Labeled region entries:
·····
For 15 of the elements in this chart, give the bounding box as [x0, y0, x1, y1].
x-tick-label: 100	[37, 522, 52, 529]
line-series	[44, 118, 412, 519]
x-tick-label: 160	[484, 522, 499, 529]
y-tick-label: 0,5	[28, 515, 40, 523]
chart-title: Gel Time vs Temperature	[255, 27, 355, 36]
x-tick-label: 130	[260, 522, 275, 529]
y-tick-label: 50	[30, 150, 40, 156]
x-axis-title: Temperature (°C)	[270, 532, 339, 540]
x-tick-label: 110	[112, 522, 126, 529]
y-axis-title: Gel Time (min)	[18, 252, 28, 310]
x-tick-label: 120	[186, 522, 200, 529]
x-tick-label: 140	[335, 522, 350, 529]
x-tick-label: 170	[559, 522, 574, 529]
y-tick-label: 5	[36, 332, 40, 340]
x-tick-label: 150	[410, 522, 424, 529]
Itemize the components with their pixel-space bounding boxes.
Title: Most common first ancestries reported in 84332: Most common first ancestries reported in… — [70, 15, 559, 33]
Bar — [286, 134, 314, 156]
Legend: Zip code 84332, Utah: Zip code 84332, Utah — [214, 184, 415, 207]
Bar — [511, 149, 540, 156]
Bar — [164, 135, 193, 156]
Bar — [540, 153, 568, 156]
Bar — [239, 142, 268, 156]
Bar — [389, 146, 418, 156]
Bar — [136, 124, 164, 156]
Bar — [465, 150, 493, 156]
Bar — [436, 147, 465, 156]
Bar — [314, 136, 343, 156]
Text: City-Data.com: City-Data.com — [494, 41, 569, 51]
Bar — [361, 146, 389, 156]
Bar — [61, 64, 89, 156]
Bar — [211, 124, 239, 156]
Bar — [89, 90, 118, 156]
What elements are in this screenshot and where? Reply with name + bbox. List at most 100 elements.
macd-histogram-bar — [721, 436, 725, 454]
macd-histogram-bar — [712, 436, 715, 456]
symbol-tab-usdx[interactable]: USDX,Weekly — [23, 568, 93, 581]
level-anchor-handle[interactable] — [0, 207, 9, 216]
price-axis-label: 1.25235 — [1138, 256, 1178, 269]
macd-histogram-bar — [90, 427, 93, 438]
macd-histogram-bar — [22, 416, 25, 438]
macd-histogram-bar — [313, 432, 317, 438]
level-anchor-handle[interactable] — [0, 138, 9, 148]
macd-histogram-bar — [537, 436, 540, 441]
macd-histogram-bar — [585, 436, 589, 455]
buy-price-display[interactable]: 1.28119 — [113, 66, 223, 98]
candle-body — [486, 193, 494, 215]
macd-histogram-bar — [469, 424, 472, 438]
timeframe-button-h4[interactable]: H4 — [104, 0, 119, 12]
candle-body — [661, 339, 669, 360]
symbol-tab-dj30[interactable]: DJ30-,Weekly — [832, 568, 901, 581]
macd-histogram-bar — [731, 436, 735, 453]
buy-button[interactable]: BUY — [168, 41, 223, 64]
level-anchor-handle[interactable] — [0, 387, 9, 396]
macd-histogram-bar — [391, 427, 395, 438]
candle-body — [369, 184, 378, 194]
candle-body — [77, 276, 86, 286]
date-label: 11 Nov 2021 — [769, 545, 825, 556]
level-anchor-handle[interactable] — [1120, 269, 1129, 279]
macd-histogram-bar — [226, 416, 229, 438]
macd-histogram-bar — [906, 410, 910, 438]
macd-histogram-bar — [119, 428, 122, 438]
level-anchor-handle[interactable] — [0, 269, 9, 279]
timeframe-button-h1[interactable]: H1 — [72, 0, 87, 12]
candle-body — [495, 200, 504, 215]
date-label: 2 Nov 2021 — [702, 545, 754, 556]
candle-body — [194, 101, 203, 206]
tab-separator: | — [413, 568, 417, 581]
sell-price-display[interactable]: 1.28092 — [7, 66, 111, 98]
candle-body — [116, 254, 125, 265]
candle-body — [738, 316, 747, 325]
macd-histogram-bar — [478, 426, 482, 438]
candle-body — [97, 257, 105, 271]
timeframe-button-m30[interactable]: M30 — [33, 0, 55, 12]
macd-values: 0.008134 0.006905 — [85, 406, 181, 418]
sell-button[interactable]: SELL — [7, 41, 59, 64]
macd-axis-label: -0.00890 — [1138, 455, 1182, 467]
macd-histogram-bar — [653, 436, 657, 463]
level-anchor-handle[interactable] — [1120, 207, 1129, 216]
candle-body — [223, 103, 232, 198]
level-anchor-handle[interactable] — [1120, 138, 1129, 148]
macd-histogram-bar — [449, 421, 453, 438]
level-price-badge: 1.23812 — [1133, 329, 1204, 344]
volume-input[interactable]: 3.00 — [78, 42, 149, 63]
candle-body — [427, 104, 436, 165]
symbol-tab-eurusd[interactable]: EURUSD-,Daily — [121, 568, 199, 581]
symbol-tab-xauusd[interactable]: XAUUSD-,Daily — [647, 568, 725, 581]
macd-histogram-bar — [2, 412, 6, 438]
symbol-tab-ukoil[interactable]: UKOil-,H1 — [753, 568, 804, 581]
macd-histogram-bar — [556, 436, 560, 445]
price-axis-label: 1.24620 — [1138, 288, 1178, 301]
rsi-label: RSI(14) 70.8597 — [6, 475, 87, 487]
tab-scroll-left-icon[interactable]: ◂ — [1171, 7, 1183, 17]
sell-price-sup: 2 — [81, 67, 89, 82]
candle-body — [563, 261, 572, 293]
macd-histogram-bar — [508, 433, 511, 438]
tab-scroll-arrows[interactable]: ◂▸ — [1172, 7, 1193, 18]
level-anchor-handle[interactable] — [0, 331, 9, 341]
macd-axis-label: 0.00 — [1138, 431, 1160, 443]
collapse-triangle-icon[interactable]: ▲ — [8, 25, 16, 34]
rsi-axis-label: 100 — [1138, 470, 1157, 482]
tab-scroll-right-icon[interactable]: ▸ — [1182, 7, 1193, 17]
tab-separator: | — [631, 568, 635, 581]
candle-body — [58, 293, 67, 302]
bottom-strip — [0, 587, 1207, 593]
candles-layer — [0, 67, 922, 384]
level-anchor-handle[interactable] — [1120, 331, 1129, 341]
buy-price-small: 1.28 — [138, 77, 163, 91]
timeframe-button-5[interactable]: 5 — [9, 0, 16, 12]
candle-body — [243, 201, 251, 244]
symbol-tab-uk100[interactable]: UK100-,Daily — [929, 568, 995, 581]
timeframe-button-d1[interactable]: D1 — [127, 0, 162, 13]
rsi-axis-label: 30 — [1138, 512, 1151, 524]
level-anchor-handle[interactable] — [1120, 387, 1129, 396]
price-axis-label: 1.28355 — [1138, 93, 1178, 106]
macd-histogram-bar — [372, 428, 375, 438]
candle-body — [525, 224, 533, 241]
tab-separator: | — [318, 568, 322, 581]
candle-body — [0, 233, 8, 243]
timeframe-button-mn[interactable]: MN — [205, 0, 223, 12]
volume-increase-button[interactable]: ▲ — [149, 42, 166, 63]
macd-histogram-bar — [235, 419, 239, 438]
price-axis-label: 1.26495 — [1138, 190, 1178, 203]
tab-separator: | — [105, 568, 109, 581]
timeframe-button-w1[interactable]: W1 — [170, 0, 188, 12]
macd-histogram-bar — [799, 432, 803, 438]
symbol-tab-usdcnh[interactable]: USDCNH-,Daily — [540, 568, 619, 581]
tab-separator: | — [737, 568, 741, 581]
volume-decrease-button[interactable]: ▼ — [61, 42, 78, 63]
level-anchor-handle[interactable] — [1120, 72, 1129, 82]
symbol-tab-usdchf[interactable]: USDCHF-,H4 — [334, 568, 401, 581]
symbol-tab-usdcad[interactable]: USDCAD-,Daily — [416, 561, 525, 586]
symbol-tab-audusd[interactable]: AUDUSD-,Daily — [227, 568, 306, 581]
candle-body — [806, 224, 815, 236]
·····
**Task objective**:
Can you rewrite the rows from the start through the line containing "Itemize the components", changing "x-tick-label" to "x-axis-tick" and leaving everything else unchanged?

**Right answer**:
For 15 of the elements in this chart, give the bounding box as [x0, y0, x1, y1].
x-axis-tick: 100	[37, 522, 52, 529]
line-series	[44, 118, 412, 519]
x-axis-tick: 160	[484, 522, 499, 529]
y-tick-label: 0,5	[28, 515, 40, 523]
chart-title: Gel Time vs Temperature	[255, 27, 355, 36]
x-axis-tick: 130	[260, 522, 275, 529]
y-tick-label: 50	[30, 150, 40, 156]
x-axis-title: Temperature (°C)	[270, 532, 339, 540]
x-axis-tick: 110	[112, 522, 126, 529]
y-axis-title: Gel Time (min)	[18, 252, 28, 310]
x-axis-tick: 120	[186, 522, 200, 529]
x-axis-tick: 140	[335, 522, 350, 529]
x-axis-tick: 170	[559, 522, 574, 529]
y-tick-label: 5	[36, 332, 40, 340]
x-axis-tick: 150	[410, 522, 424, 529]
Itemize the components with their pixel-space bounding boxes.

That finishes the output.